[Excerpts from a figure dataset]
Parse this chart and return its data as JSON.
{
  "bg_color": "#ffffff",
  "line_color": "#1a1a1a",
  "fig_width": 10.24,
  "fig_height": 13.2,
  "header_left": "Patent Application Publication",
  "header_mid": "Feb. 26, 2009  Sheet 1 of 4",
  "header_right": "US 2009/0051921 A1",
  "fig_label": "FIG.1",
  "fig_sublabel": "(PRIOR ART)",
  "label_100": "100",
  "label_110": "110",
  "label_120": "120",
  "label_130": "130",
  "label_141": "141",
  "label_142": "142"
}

SET PROBLEM:
Quote each line of the listing above exactly.

SOLUTION TO THE EXERCISE:
Parse this chart and return its data as JSON.
{
  "bg_color": "#ffffff",
  "line_color": "#1a1a1a",
  "fig_width": 10.24,
  "fig_height": 13.2,
  "header_left": "Patent Application Publication",
  "header_mid": "Feb. 26, 2009  Sheet 1 of 4",
  "header_right": "US 2009/0051921 A1",
  "fig_label": "FIG.1",
  "fig_sublabel": "(PRIOR ART)",
  "label_100": "100",
  "label_110": "110",
  "label_120": "120",
  "label_130": "130",
  "label_141": "141",
  "label_142": "142"
}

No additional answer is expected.